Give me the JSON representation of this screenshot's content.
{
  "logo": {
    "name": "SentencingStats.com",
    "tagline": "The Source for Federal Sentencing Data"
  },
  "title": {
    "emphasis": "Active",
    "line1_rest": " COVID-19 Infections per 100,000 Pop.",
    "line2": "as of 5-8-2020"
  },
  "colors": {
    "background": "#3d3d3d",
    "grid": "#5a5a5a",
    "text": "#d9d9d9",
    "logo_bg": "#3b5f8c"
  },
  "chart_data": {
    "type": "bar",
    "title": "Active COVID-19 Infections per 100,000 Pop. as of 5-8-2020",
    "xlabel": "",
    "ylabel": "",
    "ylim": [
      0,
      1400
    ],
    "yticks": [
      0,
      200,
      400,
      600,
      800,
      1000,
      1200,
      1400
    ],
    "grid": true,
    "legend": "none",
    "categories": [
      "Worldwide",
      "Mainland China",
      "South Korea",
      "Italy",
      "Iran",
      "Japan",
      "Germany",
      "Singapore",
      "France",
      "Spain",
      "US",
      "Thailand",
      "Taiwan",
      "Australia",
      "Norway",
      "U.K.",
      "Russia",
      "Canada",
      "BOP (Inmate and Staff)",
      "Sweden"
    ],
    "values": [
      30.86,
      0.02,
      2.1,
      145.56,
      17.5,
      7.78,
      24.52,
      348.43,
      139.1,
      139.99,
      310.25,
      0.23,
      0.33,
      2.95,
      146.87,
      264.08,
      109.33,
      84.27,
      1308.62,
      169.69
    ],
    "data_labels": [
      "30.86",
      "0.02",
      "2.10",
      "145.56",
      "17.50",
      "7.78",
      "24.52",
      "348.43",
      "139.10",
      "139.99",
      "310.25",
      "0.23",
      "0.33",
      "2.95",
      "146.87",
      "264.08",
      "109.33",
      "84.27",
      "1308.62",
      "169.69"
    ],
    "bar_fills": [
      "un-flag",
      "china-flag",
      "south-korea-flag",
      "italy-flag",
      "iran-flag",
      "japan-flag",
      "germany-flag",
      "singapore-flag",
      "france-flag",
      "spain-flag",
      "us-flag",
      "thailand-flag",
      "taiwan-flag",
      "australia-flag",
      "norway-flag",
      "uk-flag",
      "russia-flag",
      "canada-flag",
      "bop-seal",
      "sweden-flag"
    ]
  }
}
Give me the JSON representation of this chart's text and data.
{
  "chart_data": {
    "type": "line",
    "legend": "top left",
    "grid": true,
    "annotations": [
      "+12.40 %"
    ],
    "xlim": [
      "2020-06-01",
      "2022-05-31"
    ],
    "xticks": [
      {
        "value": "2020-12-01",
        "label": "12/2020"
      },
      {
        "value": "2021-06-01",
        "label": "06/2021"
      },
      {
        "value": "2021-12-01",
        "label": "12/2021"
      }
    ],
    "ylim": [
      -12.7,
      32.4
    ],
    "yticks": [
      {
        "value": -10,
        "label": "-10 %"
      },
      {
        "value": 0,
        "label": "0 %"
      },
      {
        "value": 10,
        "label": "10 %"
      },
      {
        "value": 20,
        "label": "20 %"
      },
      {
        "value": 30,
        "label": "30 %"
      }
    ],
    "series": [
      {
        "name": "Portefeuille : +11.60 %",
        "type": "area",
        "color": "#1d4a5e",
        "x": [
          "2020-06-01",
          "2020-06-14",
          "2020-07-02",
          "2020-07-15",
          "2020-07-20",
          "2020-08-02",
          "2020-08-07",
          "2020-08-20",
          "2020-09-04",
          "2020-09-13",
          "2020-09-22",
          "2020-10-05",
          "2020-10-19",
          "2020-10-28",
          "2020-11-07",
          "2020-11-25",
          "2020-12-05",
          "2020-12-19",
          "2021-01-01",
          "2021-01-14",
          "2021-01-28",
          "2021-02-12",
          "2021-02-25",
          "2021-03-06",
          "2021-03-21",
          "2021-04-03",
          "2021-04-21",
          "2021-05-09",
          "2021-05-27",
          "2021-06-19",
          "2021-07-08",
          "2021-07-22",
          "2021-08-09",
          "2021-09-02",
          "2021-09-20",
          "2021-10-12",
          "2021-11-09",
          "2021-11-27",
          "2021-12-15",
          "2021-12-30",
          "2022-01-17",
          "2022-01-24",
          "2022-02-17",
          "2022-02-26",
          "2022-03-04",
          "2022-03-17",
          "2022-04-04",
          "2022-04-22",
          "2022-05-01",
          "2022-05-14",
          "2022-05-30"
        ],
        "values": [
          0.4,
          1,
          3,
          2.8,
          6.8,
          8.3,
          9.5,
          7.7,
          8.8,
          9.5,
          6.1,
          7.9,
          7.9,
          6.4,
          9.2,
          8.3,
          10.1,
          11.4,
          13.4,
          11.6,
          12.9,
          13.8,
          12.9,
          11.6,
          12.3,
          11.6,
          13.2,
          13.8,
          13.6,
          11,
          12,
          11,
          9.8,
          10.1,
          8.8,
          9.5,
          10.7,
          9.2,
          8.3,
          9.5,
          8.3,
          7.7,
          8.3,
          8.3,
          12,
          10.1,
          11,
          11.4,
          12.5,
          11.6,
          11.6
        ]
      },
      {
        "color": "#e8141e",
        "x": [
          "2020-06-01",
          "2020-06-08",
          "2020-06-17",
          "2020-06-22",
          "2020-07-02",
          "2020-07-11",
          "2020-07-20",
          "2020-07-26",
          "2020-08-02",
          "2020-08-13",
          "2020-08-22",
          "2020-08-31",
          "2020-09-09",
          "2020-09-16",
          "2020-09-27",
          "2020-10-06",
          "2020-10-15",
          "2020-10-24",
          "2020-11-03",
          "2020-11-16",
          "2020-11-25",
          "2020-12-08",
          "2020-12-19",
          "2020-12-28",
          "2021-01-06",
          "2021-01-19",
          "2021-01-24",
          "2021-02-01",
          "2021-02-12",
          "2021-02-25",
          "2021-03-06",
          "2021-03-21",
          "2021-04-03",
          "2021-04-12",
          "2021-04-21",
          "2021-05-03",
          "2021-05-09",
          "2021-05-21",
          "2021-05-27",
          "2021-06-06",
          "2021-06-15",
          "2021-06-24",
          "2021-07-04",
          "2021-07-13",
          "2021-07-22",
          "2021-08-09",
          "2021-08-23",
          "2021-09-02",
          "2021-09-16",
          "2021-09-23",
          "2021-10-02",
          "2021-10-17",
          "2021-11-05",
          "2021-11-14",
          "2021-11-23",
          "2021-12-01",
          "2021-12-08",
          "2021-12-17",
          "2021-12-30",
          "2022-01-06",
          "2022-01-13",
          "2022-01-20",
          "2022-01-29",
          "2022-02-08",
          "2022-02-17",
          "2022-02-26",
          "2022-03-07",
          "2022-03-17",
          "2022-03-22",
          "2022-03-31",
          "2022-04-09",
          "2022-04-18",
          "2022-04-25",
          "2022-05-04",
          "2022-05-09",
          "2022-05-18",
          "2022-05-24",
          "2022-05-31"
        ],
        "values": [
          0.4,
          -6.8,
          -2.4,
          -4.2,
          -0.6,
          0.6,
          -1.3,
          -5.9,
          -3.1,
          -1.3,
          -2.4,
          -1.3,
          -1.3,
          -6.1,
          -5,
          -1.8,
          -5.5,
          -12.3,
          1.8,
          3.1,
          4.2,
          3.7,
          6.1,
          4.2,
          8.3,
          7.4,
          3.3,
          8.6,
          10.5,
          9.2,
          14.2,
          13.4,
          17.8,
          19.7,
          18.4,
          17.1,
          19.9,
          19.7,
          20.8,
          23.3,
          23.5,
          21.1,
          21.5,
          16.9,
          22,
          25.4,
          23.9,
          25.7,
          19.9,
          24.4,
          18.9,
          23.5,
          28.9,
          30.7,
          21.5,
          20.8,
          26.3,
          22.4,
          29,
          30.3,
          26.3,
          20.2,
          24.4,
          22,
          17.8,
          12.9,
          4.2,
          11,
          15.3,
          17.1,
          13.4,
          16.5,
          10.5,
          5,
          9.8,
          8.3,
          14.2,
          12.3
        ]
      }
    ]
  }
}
══════════
Given exercise: Gather up the lines containing the word "this" from these records and copy them.

The completed task:
Give me the JSON representation of this screenshot's content.
Give me the JSON representation of this chart's text and data.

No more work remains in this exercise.